What you should do ▸ Extract the text of every entry below exactly; leave images out.

------ Given data ------

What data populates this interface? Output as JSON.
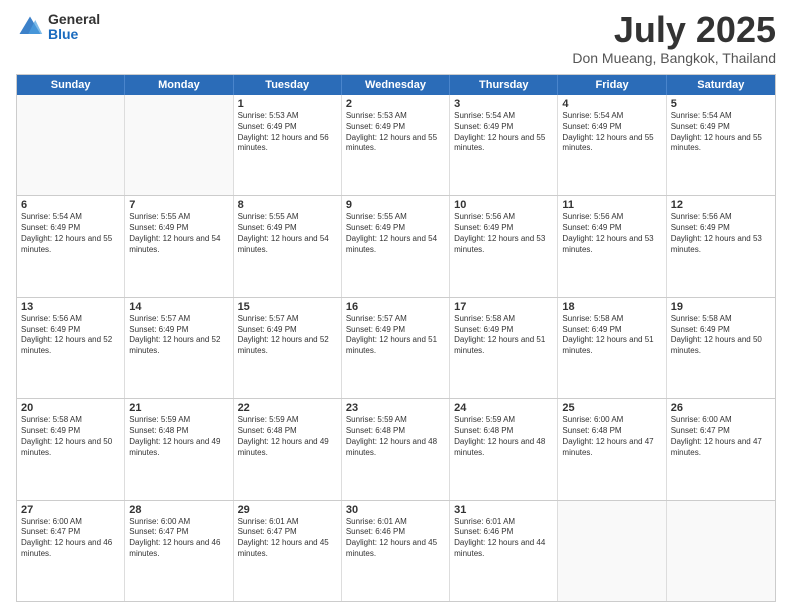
{
  "header": {
    "logo_general": "General",
    "logo_blue": "Blue",
    "month_title": "July 2025",
    "location": "Don Mueang, Bangkok, Thailand"
  },
  "days_of_week": [
    "Sunday",
    "Monday",
    "Tuesday",
    "Wednesday",
    "Thursday",
    "Friday",
    "Saturday"
  ],
  "weeks": [
    [
      {
        "day": "",
        "empty": true
      },
      {
        "day": "",
        "empty": true
      },
      {
        "day": "1",
        "sunrise": "5:53 AM",
        "sunset": "6:49 PM",
        "daylight": "12 hours and 56 minutes."
      },
      {
        "day": "2",
        "sunrise": "5:53 AM",
        "sunset": "6:49 PM",
        "daylight": "12 hours and 55 minutes."
      },
      {
        "day": "3",
        "sunrise": "5:54 AM",
        "sunset": "6:49 PM",
        "daylight": "12 hours and 55 minutes."
      },
      {
        "day": "4",
        "sunrise": "5:54 AM",
        "sunset": "6:49 PM",
        "daylight": "12 hours and 55 minutes."
      },
      {
        "day": "5",
        "sunrise": "5:54 AM",
        "sunset": "6:49 PM",
        "daylight": "12 hours and 55 minutes."
      }
    ],
    [
      {
        "day": "6",
        "sunrise": "5:54 AM",
        "sunset": "6:49 PM",
        "daylight": "12 hours and 55 minutes."
      },
      {
        "day": "7",
        "sunrise": "5:55 AM",
        "sunset": "6:49 PM",
        "daylight": "12 hours and 54 minutes."
      },
      {
        "day": "8",
        "sunrise": "5:55 AM",
        "sunset": "6:49 PM",
        "daylight": "12 hours and 54 minutes."
      },
      {
        "day": "9",
        "sunrise": "5:55 AM",
        "sunset": "6:49 PM",
        "daylight": "12 hours and 54 minutes."
      },
      {
        "day": "10",
        "sunrise": "5:56 AM",
        "sunset": "6:49 PM",
        "daylight": "12 hours and 53 minutes."
      },
      {
        "day": "11",
        "sunrise": "5:56 AM",
        "sunset": "6:49 PM",
        "daylight": "12 hours and 53 minutes."
      },
      {
        "day": "12",
        "sunrise": "5:56 AM",
        "sunset": "6:49 PM",
        "daylight": "12 hours and 53 minutes."
      }
    ],
    [
      {
        "day": "13",
        "sunrise": "5:56 AM",
        "sunset": "6:49 PM",
        "daylight": "12 hours and 52 minutes."
      },
      {
        "day": "14",
        "sunrise": "5:57 AM",
        "sunset": "6:49 PM",
        "daylight": "12 hours and 52 minutes."
      },
      {
        "day": "15",
        "sunrise": "5:57 AM",
        "sunset": "6:49 PM",
        "daylight": "12 hours and 52 minutes."
      },
      {
        "day": "16",
        "sunrise": "5:57 AM",
        "sunset": "6:49 PM",
        "daylight": "12 hours and 51 minutes."
      },
      {
        "day": "17",
        "sunrise": "5:58 AM",
        "sunset": "6:49 PM",
        "daylight": "12 hours and 51 minutes."
      },
      {
        "day": "18",
        "sunrise": "5:58 AM",
        "sunset": "6:49 PM",
        "daylight": "12 hours and 51 minutes."
      },
      {
        "day": "19",
        "sunrise": "5:58 AM",
        "sunset": "6:49 PM",
        "daylight": "12 hours and 50 minutes."
      }
    ],
    [
      {
        "day": "20",
        "sunrise": "5:58 AM",
        "sunset": "6:49 PM",
        "daylight": "12 hours and 50 minutes."
      },
      {
        "day": "21",
        "sunrise": "5:59 AM",
        "sunset": "6:48 PM",
        "daylight": "12 hours and 49 minutes."
      },
      {
        "day": "22",
        "sunrise": "5:59 AM",
        "sunset": "6:48 PM",
        "daylight": "12 hours and 49 minutes."
      },
      {
        "day": "23",
        "sunrise": "5:59 AM",
        "sunset": "6:48 PM",
        "daylight": "12 hours and 48 minutes."
      },
      {
        "day": "24",
        "sunrise": "5:59 AM",
        "sunset": "6:48 PM",
        "daylight": "12 hours and 48 minutes."
      },
      {
        "day": "25",
        "sunrise": "6:00 AM",
        "sunset": "6:48 PM",
        "daylight": "12 hours and 47 minutes."
      },
      {
        "day": "26",
        "sunrise": "6:00 AM",
        "sunset": "6:47 PM",
        "daylight": "12 hours and 47 minutes."
      }
    ],
    [
      {
        "day": "27",
        "sunrise": "6:00 AM",
        "sunset": "6:47 PM",
        "daylight": "12 hours and 46 minutes."
      },
      {
        "day": "28",
        "sunrise": "6:00 AM",
        "sunset": "6:47 PM",
        "daylight": "12 hours and 46 minutes."
      },
      {
        "day": "29",
        "sunrise": "6:01 AM",
        "sunset": "6:47 PM",
        "daylight": "12 hours and 45 minutes."
      },
      {
        "day": "30",
        "sunrise": "6:01 AM",
        "sunset": "6:46 PM",
        "daylight": "12 hours and 45 minutes."
      },
      {
        "day": "31",
        "sunrise": "6:01 AM",
        "sunset": "6:46 PM",
        "daylight": "12 hours and 44 minutes."
      },
      {
        "day": "",
        "empty": true
      },
      {
        "day": "",
        "empty": true
      }
    ]
  ]
}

------

Complete output ▸
What data populates this interface? Output as JSON.
{
  "header": {
    "logo_general": "General",
    "logo_blue": "Blue",
    "month_title": "July 2025",
    "location": "Don Mueang, Bangkok, Thailand"
  },
  "days_of_week": [
    "Sunday",
    "Monday",
    "Tuesday",
    "Wednesday",
    "Thursday",
    "Friday",
    "Saturday"
  ],
  "weeks": [
    [
      {
        "day": "",
        "empty": true
      },
      {
        "day": "",
        "empty": true
      },
      {
        "day": "1",
        "sunrise": "5:53 AM",
        "sunset": "6:49 PM",
        "daylight": "12 hours and 56 minutes."
      },
      {
        "day": "2",
        "sunrise": "5:53 AM",
        "sunset": "6:49 PM",
        "daylight": "12 hours and 55 minutes."
      },
      {
        "day": "3",
        "sunrise": "5:54 AM",
        "sunset": "6:49 PM",
        "daylight": "12 hours and 55 minutes."
      },
      {
        "day": "4",
        "sunrise": "5:54 AM",
        "sunset": "6:49 PM",
        "daylight": "12 hours and 55 minutes."
      },
      {
        "day": "5",
        "sunrise": "5:54 AM",
        "sunset": "6:49 PM",
        "daylight": "12 hours and 55 minutes."
      }
    ],
    [
      {
        "day": "6",
        "sunrise": "5:54 AM",
        "sunset": "6:49 PM",
        "daylight": "12 hours and 55 minutes."
      },
      {
        "day": "7",
        "sunrise": "5:55 AM",
        "sunset": "6:49 PM",
        "daylight": "12 hours and 54 minutes."
      },
      {
        "day": "8",
        "sunrise": "5:55 AM",
        "sunset": "6:49 PM",
        "daylight": "12 hours and 54 minutes."
      },
      {
        "day": "9",
        "sunrise": "5:55 AM",
        "sunset": "6:49 PM",
        "daylight": "12 hours and 54 minutes."
      },
      {
        "day": "10",
        "sunrise": "5:56 AM",
        "sunset": "6:49 PM",
        "daylight": "12 hours and 53 minutes."
      },
      {
        "day": "11",
        "sunrise": "5:56 AM",
        "sunset": "6:49 PM",
        "daylight": "12 hours and 53 minutes."
      },
      {
        "day": "12",
        "sunrise": "5:56 AM",
        "sunset": "6:49 PM",
        "daylight": "12 hours and 53 minutes."
      }
    ],
    [
      {
        "day": "13",
        "sunrise": "5:56 AM",
        "sunset": "6:49 PM",
        "daylight": "12 hours and 52 minutes."
      },
      {
        "day": "14",
        "sunrise": "5:57 AM",
        "sunset": "6:49 PM",
        "daylight": "12 hours and 52 minutes."
      },
      {
        "day": "15",
        "sunrise": "5:57 AM",
        "sunset": "6:49 PM",
        "daylight": "12 hours and 52 minutes."
      },
      {
        "day": "16",
        "sunrise": "5:57 AM",
        "sunset": "6:49 PM",
        "daylight": "12 hours and 51 minutes."
      },
      {
        "day": "17",
        "sunrise": "5:58 AM",
        "sunset": "6:49 PM",
        "daylight": "12 hours and 51 minutes."
      },
      {
        "day": "18",
        "sunrise": "5:58 AM",
        "sunset": "6:49 PM",
        "daylight": "12 hours and 51 minutes."
      },
      {
        "day": "19",
        "sunrise": "5:58 AM",
        "sunset": "6:49 PM",
        "daylight": "12 hours and 50 minutes."
      }
    ],
    [
      {
        "day": "20",
        "sunrise": "5:58 AM",
        "sunset": "6:49 PM",
        "daylight": "12 hours and 50 minutes."
      },
      {
        "day": "21",
        "sunrise": "5:59 AM",
        "sunset": "6:48 PM",
        "daylight": "12 hours and 49 minutes."
      },
      {
        "day": "22",
        "sunrise": "5:59 AM",
        "sunset": "6:48 PM",
        "daylight": "12 hours and 49 minutes."
      },
      {
        "day": "23",
        "sunrise": "5:59 AM",
        "sunset": "6:48 PM",
        "daylight": "12 hours and 48 minutes."
      },
      {
        "day": "24",
        "sunrise": "5:59 AM",
        "sunset": "6:48 PM",
        "daylight": "12 hours and 48 minutes."
      },
      {
        "day": "25",
        "sunrise": "6:00 AM",
        "sunset": "6:48 PM",
        "daylight": "12 hours and 47 minutes."
      },
      {
        "day": "26",
        "sunrise": "6:00 AM",
        "sunset": "6:47 PM",
        "daylight": "12 hours and 47 minutes."
      }
    ],
    [
      {
        "day": "27",
        "sunrise": "6:00 AM",
        "sunset": "6:47 PM",
        "daylight": "12 hours and 46 minutes."
      },
      {
        "day": "28",
        "sunrise": "6:00 AM",
        "sunset": "6:47 PM",
        "daylight": "12 hours and 46 minutes."
      },
      {
        "day": "29",
        "sunrise": "6:01 AM",
        "sunset": "6:47 PM",
        "daylight": "12 hours and 45 minutes."
      },
      {
        "day": "30",
        "sunrise": "6:01 AM",
        "sunset": "6:46 PM",
        "daylight": "12 hours and 45 minutes."
      },
      {
        "day": "31",
        "sunrise": "6:01 AM",
        "sunset": "6:46 PM",
        "daylight": "12 hours and 44 minutes."
      },
      {
        "day": "",
        "empty": true
      },
      {
        "day": "",
        "empty": true
      }
    ]
  ]
}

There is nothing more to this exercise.